▶ _Data supplied_

---+---

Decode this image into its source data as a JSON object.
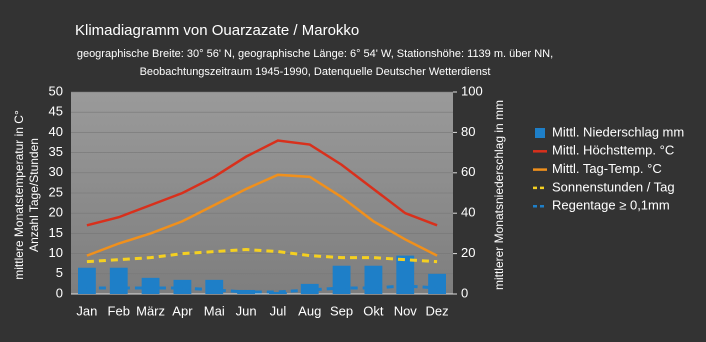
{
  "chart_data": {
    "type": "combo",
    "title": "Klimadiagramm von Ouarzazate / Marokko",
    "subtitle": [
      "geographische Breite: 30° 56' N, geographische Länge: 6° 54' W, Stationshöhe: 1139 m. über NN,",
      "Beobachtungszeitraum 1945-1990, Datenquelle Deutscher Wetterdienst"
    ],
    "y_label": [
      "mittlere Monatstemperatur in C°",
      "Anzahl Tage/Stunden"
    ],
    "y2_label": "mittlerer Monatsniederschlag in mm",
    "categories": [
      "Jan",
      "Feb",
      "März",
      "Apr",
      "Mai",
      "Jun",
      "Jul",
      "Aug",
      "Sep",
      "Okt",
      "Nov",
      "Dez"
    ],
    "series": [
      {
        "name": "Mittl. Niederschlag mm",
        "type": "bar",
        "axis": "y2",
        "color": "#1e7fc8",
        "values": [
          13,
          13,
          8,
          7,
          7,
          2,
          1,
          5,
          14,
          14,
          19,
          10
        ]
      },
      {
        "name": "Mittl. Höchsttemp. °C",
        "type": "line",
        "color": "#d8301c",
        "values": [
          17,
          19,
          22,
          25,
          29,
          34,
          38,
          37,
          32,
          26,
          20,
          17
        ]
      },
      {
        "name": "Mittl. Tag-Temp. °C",
        "type": "line",
        "color": "#f0901c",
        "values": [
          9.5,
          12.5,
          15,
          18,
          22,
          26,
          29.5,
          29,
          24,
          18,
          13.5,
          9.5
        ]
      },
      {
        "name": "Sonnenstunden / Tag",
        "type": "dashed",
        "color": "#f5d020",
        "values": [
          8,
          8.5,
          9,
          10,
          10.5,
          11,
          10.5,
          9.5,
          9,
          9,
          8.5,
          8
        ]
      },
      {
        "name": "Regentage ≥ 0,1mm",
        "type": "dashed",
        "color": "#1e7fc8",
        "values": [
          1.5,
          1.5,
          1.5,
          1.5,
          1,
          0.5,
          0.5,
          1,
          1.5,
          1.5,
          2,
          1.5
        ]
      }
    ],
    "ylim": [
      0,
      50
    ],
    "yticks": [
      0,
      5,
      10,
      15,
      20,
      25,
      30,
      35,
      40,
      45,
      50
    ],
    "y2lim": [
      0,
      100
    ],
    "y2ticks": [
      0,
      20,
      40,
      60,
      80,
      100
    ],
    "grid": true,
    "legend": "right"
  }
}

---+---

▶ _What is asked_
Output all of the records exactly as they appear above, but not the pictures.

▶ _Reply to the task_
Decode this image into its source data as a JSON object.
{
  "chart_data": {
    "type": "combo",
    "title": "Klimadiagramm von Ouarzazate / Marokko",
    "subtitle": [
      "geographische Breite: 30° 56' N, geographische Länge: 6° 54' W, Stationshöhe: 1139 m. über NN,",
      "Beobachtungszeitraum 1945-1990, Datenquelle Deutscher Wetterdienst"
    ],
    "y_label": [
      "mittlere Monatstemperatur in C°",
      "Anzahl Tage/Stunden"
    ],
    "y2_label": "mittlerer Monatsniederschlag in mm",
    "categories": [
      "Jan",
      "Feb",
      "März",
      "Apr",
      "Mai",
      "Jun",
      "Jul",
      "Aug",
      "Sep",
      "Okt",
      "Nov",
      "Dez"
    ],
    "series": [
      {
        "name": "Mittl. Niederschlag mm",
        "type": "bar",
        "axis": "y2",
        "color": "#1e7fc8",
        "values": [
          13,
          13,
          8,
          7,
          7,
          2,
          1,
          5,
          14,
          14,
          19,
          10
        ]
      },
      {
        "name": "Mittl. Höchsttemp. °C",
        "type": "line",
        "color": "#d8301c",
        "values": [
          17,
          19,
          22,
          25,
          29,
          34,
          38,
          37,
          32,
          26,
          20,
          17
        ]
      },
      {
        "name": "Mittl. Tag-Temp. °C",
        "type": "line",
        "color": "#f0901c",
        "values": [
          9.5,
          12.5,
          15,
          18,
          22,
          26,
          29.5,
          29,
          24,
          18,
          13.5,
          9.5
        ]
      },
      {
        "name": "Sonnenstunden / Tag",
        "type": "dashed",
        "color": "#f5d020",
        "values": [
          8,
          8.5,
          9,
          10,
          10.5,
          11,
          10.5,
          9.5,
          9,
          9,
          8.5,
          8
        ]
      },
      {
        "name": "Regentage ≥ 0,1mm",
        "type": "dashed",
        "color": "#1e7fc8",
        "values": [
          1.5,
          1.5,
          1.5,
          1.5,
          1,
          0.5,
          0.5,
          1,
          1.5,
          1.5,
          2,
          1.5
        ]
      }
    ],
    "ylim": [
      0,
      50
    ],
    "yticks": [
      0,
      5,
      10,
      15,
      20,
      25,
      30,
      35,
      40,
      45,
      50
    ],
    "y2lim": [
      0,
      100
    ],
    "y2ticks": [
      0,
      20,
      40,
      60,
      80,
      100
    ],
    "grid": true,
    "legend": "right"
  }
}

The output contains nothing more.